(SET PROBLEM)
Select the lines that contain "base" and copy each of them.

(THE DATA)
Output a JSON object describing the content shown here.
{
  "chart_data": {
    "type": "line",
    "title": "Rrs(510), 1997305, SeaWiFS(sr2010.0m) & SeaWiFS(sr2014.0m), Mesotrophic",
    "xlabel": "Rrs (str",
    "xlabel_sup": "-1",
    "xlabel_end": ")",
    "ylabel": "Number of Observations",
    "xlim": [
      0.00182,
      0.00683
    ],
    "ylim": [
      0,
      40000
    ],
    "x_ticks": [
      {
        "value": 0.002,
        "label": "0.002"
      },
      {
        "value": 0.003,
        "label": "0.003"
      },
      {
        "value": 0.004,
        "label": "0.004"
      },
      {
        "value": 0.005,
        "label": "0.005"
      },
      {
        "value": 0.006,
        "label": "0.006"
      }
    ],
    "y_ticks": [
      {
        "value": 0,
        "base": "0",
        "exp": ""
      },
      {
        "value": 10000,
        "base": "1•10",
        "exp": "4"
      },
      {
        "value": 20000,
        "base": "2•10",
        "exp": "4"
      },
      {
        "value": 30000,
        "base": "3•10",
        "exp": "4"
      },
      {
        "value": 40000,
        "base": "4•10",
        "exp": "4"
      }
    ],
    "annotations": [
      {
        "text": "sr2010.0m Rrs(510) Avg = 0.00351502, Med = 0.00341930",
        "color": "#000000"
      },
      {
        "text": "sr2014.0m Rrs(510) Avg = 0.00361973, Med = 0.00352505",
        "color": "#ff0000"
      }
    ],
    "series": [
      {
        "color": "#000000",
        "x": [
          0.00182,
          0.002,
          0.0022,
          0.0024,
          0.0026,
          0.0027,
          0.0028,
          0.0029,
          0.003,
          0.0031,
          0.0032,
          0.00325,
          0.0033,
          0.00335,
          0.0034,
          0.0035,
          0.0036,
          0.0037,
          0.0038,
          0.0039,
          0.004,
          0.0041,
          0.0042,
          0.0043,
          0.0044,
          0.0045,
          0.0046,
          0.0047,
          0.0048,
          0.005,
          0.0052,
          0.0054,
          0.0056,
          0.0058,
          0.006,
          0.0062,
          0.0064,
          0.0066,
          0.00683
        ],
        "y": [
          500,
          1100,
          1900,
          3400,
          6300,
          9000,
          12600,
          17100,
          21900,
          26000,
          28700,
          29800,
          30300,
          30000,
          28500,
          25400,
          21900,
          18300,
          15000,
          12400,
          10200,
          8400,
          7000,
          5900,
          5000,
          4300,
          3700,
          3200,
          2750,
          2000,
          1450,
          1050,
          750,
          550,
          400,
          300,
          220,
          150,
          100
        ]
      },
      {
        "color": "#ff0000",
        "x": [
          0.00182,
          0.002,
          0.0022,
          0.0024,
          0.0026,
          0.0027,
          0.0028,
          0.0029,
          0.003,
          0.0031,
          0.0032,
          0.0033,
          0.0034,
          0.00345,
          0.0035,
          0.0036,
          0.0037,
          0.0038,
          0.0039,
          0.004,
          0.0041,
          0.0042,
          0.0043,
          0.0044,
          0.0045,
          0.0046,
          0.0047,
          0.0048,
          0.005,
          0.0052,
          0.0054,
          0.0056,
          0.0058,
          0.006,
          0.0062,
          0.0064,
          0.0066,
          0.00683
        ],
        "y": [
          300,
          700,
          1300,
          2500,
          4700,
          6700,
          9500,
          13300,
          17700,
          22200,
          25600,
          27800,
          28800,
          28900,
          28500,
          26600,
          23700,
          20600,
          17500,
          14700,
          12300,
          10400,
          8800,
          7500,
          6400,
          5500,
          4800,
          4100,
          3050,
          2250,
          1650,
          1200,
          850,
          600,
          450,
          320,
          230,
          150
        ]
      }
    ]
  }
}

(THE RESULT)
        "base": "0",
        "base": "1•10",
        "base": "2•10",
        "base": "3•10",
        "base": "4•10",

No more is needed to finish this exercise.